───── Data to use ─────
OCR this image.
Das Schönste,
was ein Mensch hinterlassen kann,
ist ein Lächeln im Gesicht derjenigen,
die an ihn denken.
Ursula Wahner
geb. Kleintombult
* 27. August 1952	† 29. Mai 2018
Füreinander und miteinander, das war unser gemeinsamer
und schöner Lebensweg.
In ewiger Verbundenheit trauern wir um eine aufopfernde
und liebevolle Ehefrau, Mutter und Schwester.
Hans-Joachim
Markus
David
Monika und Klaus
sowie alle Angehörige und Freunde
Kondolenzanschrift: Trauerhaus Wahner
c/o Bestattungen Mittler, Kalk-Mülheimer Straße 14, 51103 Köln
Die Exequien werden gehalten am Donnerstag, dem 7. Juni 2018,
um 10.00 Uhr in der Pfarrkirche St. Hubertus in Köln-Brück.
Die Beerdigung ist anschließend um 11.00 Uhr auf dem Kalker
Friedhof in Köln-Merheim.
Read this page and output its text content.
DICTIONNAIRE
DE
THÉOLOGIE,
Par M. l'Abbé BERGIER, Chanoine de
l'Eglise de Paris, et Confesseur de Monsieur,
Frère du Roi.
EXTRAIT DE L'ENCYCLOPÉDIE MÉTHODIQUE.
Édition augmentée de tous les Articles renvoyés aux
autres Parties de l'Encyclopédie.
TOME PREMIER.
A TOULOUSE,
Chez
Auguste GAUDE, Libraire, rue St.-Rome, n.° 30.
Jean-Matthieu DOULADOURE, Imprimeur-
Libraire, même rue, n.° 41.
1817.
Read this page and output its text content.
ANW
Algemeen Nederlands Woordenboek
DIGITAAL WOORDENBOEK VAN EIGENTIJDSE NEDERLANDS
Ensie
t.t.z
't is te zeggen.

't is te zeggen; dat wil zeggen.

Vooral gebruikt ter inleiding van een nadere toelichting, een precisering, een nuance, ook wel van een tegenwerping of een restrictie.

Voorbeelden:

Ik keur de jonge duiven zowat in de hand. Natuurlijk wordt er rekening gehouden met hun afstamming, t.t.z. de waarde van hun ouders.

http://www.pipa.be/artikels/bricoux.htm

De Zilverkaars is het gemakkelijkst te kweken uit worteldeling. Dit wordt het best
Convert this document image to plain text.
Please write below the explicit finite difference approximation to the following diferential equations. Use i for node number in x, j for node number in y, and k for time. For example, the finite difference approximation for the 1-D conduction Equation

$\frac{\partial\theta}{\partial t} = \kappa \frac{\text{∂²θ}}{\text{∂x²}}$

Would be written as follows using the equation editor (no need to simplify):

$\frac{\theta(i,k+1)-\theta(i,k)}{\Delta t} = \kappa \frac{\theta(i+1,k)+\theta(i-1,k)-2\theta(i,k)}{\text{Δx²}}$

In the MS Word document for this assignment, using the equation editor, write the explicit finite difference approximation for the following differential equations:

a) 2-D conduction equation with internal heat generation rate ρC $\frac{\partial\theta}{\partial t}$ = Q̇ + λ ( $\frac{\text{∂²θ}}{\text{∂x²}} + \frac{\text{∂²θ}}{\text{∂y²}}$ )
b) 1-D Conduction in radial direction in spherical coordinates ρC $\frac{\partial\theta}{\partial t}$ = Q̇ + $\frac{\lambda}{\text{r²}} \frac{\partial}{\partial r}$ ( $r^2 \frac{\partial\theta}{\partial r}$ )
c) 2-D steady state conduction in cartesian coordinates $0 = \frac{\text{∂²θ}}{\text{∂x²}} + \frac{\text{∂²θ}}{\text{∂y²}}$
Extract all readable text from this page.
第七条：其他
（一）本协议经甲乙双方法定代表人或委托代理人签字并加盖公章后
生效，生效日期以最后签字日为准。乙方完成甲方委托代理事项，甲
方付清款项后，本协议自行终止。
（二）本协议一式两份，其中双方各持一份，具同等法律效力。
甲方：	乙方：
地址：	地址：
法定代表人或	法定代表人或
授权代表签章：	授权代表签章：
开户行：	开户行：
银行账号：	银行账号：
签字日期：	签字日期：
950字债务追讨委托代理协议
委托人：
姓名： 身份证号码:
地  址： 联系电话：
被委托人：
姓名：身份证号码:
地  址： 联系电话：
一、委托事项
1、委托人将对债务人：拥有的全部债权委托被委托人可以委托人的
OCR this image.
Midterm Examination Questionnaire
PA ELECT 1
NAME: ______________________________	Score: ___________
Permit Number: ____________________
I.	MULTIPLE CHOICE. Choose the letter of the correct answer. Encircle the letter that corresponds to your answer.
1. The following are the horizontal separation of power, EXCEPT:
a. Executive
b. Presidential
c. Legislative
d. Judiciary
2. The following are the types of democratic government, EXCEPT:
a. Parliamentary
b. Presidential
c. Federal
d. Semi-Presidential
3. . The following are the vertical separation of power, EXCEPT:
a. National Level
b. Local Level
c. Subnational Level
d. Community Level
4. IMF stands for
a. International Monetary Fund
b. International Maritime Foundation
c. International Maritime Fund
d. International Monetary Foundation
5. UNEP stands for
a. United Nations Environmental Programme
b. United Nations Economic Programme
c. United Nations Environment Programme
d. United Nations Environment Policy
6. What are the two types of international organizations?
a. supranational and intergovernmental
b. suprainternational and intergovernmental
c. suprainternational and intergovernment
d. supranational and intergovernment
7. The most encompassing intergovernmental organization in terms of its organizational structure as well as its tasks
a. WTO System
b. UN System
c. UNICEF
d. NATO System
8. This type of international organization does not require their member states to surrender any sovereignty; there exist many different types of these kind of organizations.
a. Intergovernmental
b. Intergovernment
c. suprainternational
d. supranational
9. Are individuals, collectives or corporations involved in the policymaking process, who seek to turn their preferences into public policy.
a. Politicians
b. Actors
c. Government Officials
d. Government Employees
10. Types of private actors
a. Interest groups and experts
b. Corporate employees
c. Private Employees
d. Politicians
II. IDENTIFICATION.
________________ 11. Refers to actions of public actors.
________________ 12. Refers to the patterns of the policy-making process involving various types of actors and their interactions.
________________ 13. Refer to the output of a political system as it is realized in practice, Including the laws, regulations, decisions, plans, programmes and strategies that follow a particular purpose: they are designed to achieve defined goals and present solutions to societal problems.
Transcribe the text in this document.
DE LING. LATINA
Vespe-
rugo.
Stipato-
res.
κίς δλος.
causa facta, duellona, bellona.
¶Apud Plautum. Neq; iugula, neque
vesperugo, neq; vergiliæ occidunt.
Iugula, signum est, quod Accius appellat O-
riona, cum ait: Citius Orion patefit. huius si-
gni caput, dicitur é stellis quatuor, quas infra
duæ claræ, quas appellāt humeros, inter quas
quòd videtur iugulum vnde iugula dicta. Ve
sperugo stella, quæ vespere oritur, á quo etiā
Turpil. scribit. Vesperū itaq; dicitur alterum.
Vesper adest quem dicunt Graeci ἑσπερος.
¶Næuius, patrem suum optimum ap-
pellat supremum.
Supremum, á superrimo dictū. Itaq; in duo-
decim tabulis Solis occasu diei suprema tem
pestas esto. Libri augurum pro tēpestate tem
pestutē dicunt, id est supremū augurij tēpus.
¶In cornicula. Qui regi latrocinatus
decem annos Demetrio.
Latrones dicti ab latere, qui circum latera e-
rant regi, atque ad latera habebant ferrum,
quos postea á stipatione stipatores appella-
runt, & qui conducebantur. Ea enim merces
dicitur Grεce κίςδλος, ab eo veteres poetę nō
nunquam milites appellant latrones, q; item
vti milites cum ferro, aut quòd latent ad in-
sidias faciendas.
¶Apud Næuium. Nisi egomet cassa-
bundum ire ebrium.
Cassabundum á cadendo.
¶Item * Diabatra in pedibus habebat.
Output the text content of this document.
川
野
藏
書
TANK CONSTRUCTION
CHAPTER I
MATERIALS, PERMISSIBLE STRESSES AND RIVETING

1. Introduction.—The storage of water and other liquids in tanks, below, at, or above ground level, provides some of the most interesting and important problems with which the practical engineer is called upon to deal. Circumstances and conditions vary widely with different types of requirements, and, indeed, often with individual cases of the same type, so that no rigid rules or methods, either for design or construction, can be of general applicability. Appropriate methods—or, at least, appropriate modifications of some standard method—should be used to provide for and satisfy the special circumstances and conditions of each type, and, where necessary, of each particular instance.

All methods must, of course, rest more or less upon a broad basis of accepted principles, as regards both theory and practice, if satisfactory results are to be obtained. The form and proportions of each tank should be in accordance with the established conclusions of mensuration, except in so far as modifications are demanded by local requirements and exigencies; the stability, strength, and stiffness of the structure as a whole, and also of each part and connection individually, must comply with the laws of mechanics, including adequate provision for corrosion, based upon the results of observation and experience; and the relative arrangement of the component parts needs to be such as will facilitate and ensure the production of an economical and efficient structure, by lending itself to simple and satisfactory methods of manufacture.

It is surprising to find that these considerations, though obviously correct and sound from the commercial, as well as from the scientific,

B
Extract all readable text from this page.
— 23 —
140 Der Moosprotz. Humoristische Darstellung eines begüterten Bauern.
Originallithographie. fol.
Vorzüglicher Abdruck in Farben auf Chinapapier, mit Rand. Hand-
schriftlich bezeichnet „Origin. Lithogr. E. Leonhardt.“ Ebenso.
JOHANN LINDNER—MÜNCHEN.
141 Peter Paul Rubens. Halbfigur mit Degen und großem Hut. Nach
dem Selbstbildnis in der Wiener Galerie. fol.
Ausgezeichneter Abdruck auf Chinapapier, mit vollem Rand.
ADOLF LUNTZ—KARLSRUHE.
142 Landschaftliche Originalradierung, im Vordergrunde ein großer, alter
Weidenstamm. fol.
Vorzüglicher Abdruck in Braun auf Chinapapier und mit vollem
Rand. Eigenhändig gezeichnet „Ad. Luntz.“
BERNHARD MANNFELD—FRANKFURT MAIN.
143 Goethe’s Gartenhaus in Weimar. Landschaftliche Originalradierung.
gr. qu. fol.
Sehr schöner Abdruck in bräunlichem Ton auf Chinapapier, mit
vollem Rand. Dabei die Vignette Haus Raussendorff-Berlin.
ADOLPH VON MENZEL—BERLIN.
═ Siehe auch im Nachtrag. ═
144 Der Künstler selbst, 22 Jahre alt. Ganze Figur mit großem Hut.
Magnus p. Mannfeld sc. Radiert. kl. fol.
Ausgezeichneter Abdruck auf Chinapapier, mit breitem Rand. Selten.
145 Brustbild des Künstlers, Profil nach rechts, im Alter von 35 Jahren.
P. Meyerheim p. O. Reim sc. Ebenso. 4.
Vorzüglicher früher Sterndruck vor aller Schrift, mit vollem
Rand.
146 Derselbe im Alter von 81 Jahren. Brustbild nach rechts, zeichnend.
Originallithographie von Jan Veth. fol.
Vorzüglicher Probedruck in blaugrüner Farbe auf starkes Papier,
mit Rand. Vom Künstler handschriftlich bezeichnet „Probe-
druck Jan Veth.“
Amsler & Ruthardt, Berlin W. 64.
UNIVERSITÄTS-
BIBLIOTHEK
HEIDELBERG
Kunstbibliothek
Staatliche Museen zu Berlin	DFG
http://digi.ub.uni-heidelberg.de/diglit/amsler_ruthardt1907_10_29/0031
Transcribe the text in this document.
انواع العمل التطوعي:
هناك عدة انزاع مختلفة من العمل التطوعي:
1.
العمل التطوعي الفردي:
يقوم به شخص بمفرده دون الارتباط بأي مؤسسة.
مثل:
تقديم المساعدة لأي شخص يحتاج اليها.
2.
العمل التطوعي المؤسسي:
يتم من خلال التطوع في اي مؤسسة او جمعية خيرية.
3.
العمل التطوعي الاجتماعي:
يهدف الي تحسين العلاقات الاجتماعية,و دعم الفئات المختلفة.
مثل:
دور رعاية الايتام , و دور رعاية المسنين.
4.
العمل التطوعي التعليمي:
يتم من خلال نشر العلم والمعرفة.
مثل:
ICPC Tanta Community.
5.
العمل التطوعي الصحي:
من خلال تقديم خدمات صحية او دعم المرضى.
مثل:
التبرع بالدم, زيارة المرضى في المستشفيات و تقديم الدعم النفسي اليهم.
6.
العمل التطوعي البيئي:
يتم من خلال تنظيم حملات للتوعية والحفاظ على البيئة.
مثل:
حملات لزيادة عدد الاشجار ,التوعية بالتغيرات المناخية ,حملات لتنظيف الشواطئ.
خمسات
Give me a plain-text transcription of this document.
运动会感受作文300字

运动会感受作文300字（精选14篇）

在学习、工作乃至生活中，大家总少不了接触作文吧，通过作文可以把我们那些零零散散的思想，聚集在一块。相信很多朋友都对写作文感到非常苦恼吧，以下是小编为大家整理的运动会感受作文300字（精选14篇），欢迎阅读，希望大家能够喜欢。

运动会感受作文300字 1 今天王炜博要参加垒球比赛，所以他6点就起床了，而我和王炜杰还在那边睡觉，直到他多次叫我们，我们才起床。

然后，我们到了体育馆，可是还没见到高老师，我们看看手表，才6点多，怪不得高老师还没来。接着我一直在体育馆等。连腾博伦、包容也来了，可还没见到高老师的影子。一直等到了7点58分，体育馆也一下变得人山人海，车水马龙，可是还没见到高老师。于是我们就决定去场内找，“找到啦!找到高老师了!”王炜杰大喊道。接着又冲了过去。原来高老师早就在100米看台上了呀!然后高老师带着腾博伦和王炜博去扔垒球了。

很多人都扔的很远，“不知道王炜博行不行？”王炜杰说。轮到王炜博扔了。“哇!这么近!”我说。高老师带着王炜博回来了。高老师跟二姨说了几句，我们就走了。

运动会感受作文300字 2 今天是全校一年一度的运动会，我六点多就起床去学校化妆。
─────
§ **Your goal**
Using the records above, copy every line that has the word "supranational" in it.

§ **Answer for the task**
a. supranational and intergovernmental
d. supranational and intergovernment
d. supranational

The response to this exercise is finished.